* Begin *

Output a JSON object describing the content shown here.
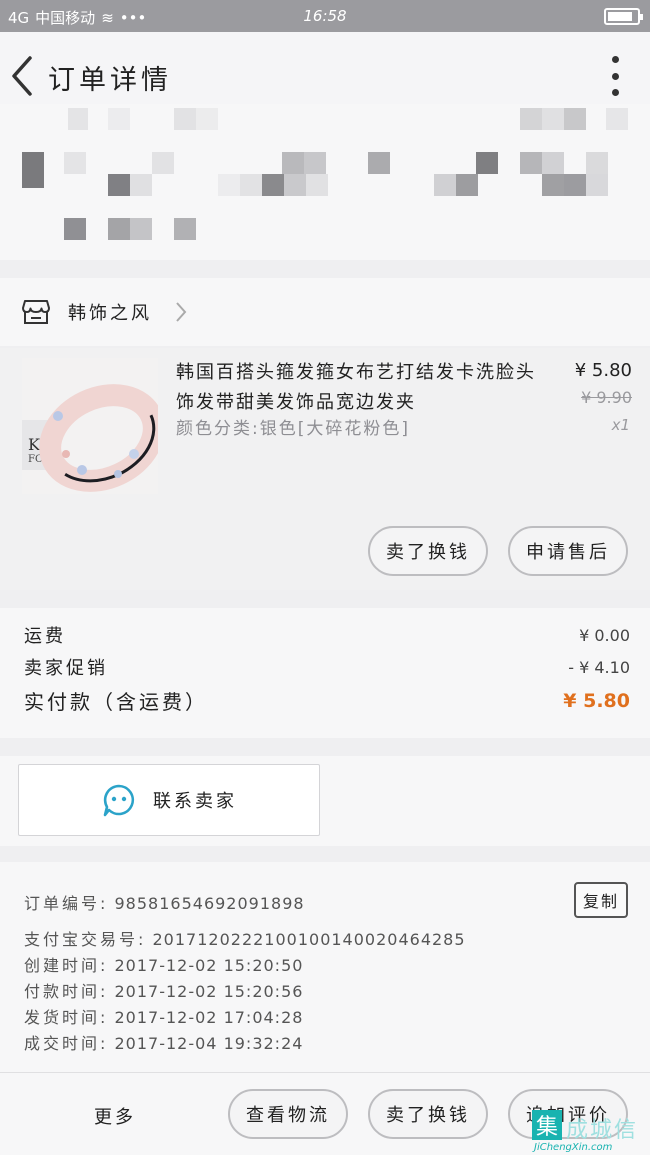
{
  "status_bar": {
    "carrier": "中国移动",
    "signal": "4G",
    "time": "16:58",
    "battery_level": 0.85
  },
  "nav": {
    "title": "订单详情"
  },
  "shop": {
    "name": "韩饰之风"
  },
  "product": {
    "title": "韩国百搭头箍发箍女布艺打结发卡洗脸头饰发带甜美发饰品宽边发夹",
    "sku": "颜色分类:银色[大碎花粉色]",
    "price": "¥ 5.80",
    "original_price": "¥ 9.90",
    "qty": "x1",
    "btn_return": "卖了换钱",
    "btn_aftersale": "申请售后"
  },
  "costs": {
    "shipping_label": "运费",
    "shipping_value": "¥ 0.00",
    "promo_label": "卖家促销",
    "promo_value": "- ¥ 4.10",
    "total_label": "实付款（含运费）",
    "total_value": "¥ 5.80"
  },
  "contact": {
    "label": "联系卖家"
  },
  "order_info": {
    "order_no_label": "订单编号:",
    "order_no": "98581654692091898",
    "copy_label": "复制",
    "alipay_label": "支付宝交易号:",
    "alipay_no": "2017120222100100140020464285",
    "created_label": "创建时间:",
    "created": "2017-12-02 15:20:50",
    "paid_label": "付款时间:",
    "paid": "2017-12-02 15:20:56",
    "shipped_label": "发货时间:",
    "shipped": "2017-12-02 17:04:28",
    "done_label": "成交时间:",
    "done": "2017-12-04 19:32:24"
  },
  "bottom": {
    "more": "更多",
    "logistics": "查看物流",
    "resell": "卖了换钱",
    "review": "追加评价"
  },
  "watermark": {
    "logo": "集",
    "brand": "成城信",
    "url": "JiChengXin.com"
  },
  "colors": {
    "total_accent": "#e0701e",
    "watermark": "#19b3b0"
  }
}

* End *

* **What you are asked to do**
Repeat each entry above word for word, leaving every picture out.

* **Written response**
Output a JSON object describing the content shown here.
{
  "status_bar": {
    "carrier": "中国移动",
    "signal": "4G",
    "time": "16:58",
    "battery_level": 0.85
  },
  "nav": {
    "title": "订单详情"
  },
  "shop": {
    "name": "韩饰之风"
  },
  "product": {
    "title": "韩国百搭头箍发箍女布艺打结发卡洗脸头饰发带甜美发饰品宽边发夹",
    "sku": "颜色分类:银色[大碎花粉色]",
    "price": "¥ 5.80",
    "original_price": "¥ 9.90",
    "qty": "x1",
    "btn_return": "卖了换钱",
    "btn_aftersale": "申请售后"
  },
  "costs": {
    "shipping_label": "运费",
    "shipping_value": "¥ 0.00",
    "promo_label": "卖家促销",
    "promo_value": "- ¥ 4.10",
    "total_label": "实付款（含运费）",
    "total_value": "¥ 5.80"
  },
  "contact": {
    "label": "联系卖家"
  },
  "order_info": {
    "order_no_label": "订单编号:",
    "order_no": "98581654692091898",
    "copy_label": "复制",
    "alipay_label": "支付宝交易号:",
    "alipay_no": "2017120222100100140020464285",
    "created_label": "创建时间:",
    "created": "2017-12-02 15:20:50",
    "paid_label": "付款时间:",
    "paid": "2017-12-02 15:20:56",
    "shipped_label": "发货时间:",
    "shipped": "2017-12-02 17:04:28",
    "done_label": "成交时间:",
    "done": "2017-12-04 19:32:24"
  },
  "bottom": {
    "more": "更多",
    "logistics": "查看物流",
    "resell": "卖了换钱",
    "review": "追加评价"
  },
  "watermark": {
    "logo": "集",
    "brand": "成城信",
    "url": "JiChengXin.com"
  },
  "colors": {
    "total_accent": "#e0701e",
    "watermark": "#19b3b0"
  }
}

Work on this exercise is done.